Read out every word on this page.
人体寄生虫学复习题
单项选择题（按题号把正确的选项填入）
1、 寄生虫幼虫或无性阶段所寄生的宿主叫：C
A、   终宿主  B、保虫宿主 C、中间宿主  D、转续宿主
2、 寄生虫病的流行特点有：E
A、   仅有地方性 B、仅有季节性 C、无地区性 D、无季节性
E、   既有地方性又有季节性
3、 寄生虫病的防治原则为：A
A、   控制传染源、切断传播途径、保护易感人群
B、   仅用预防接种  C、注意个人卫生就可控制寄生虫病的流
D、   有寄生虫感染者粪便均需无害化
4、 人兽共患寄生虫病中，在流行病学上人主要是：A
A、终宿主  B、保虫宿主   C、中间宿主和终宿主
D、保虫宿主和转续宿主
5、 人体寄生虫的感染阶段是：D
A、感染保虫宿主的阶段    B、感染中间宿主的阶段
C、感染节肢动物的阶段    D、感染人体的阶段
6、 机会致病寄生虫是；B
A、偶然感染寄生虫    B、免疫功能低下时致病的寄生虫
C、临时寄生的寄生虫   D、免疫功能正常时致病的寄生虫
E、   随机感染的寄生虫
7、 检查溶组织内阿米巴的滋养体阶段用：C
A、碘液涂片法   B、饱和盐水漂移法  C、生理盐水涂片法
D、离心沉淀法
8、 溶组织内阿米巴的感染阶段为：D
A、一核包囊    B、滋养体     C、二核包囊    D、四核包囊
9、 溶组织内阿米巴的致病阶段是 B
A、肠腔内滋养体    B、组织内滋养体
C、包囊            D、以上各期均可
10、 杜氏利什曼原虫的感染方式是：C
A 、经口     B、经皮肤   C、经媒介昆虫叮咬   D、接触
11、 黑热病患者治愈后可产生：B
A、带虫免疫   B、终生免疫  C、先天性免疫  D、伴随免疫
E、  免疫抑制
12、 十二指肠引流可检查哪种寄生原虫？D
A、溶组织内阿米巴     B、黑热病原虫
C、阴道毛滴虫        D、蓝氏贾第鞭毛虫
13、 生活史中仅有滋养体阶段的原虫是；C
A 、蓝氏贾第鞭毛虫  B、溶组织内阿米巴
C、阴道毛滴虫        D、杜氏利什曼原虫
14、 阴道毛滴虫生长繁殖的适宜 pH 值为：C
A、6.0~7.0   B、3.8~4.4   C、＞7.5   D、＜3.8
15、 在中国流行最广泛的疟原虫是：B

--*--

- [WHAT IS NEEDED] Would you write down every record again, exactly?

- [IN RESPONSE]
Read out every word on this page.
人体寄生虫学复习题
单项选择题（按题号把正确的选项填入）
1、 寄生虫幼虫或无性阶段所寄生的宿主叫：C
A、   终宿主  B、保虫宿主 C、中间宿主  D、转续宿主
2、 寄生虫病的流行特点有：E
A、   仅有地方性 B、仅有季节性 C、无地区性 D、无季节性
E、   既有地方性又有季节性
3、 寄生虫病的防治原则为：A
A、   控制传染源、切断传播途径、保护易感人群
B、   仅用预防接种  C、注意个人卫生就可控制寄生虫病的流
D、   有寄生虫感染者粪便均需无害化
4、 人兽共患寄生虫病中，在流行病学上人主要是：A
A、终宿主  B、保虫宿主   C、中间宿主和终宿主
D、保虫宿主和转续宿主
5、 人体寄生虫的感染阶段是：D
A、感染保虫宿主的阶段    B、感染中间宿主的阶段
C、感染节肢动物的阶段    D、感染人体的阶段
6、 机会致病寄生虫是；B
A、偶然感染寄生虫    B、免疫功能低下时致病的寄生虫
C、临时寄生的寄生虫   D、免疫功能正常时致病的寄生虫
E、   随机感染的寄生虫
7、 检查溶组织内阿米巴的滋养体阶段用：C
A、碘液涂片法   B、饱和盐水漂移法  C、生理盐水涂片法
D、离心沉淀法
8、 溶组织内阿米巴的感染阶段为：D
A、一核包囊    B、滋养体     C、二核包囊    D、四核包囊
9、 溶组织内阿米巴的致病阶段是 B
A、肠腔内滋养体    B、组织内滋养体
C、包囊            D、以上各期均可
10、 杜氏利什曼原虫的感染方式是：C
A 、经口     B、经皮肤   C、经媒介昆虫叮咬   D、接触
11、 黑热病患者治愈后可产生：B
A、带虫免疫   B、终生免疫  C、先天性免疫  D、伴随免疫
E、  免疫抑制
12、 十二指肠引流可检查哪种寄生原虫？D
A、溶组织内阿米巴     B、黑热病原虫
C、阴道毛滴虫        D、蓝氏贾第鞭毛虫
13、 生活史中仅有滋养体阶段的原虫是；C
A 、蓝氏贾第鞭毛虫  B、溶组织内阿米巴
C、阴道毛滴虫        D、杜氏利什曼原虫
14、 阴道毛滴虫生长繁殖的适宜 pH 值为：C
A、6.0~7.0   B、3.8~4.4   C、＞7.5   D、＜3.8
15、 在中国流行最广泛的疟原虫是：B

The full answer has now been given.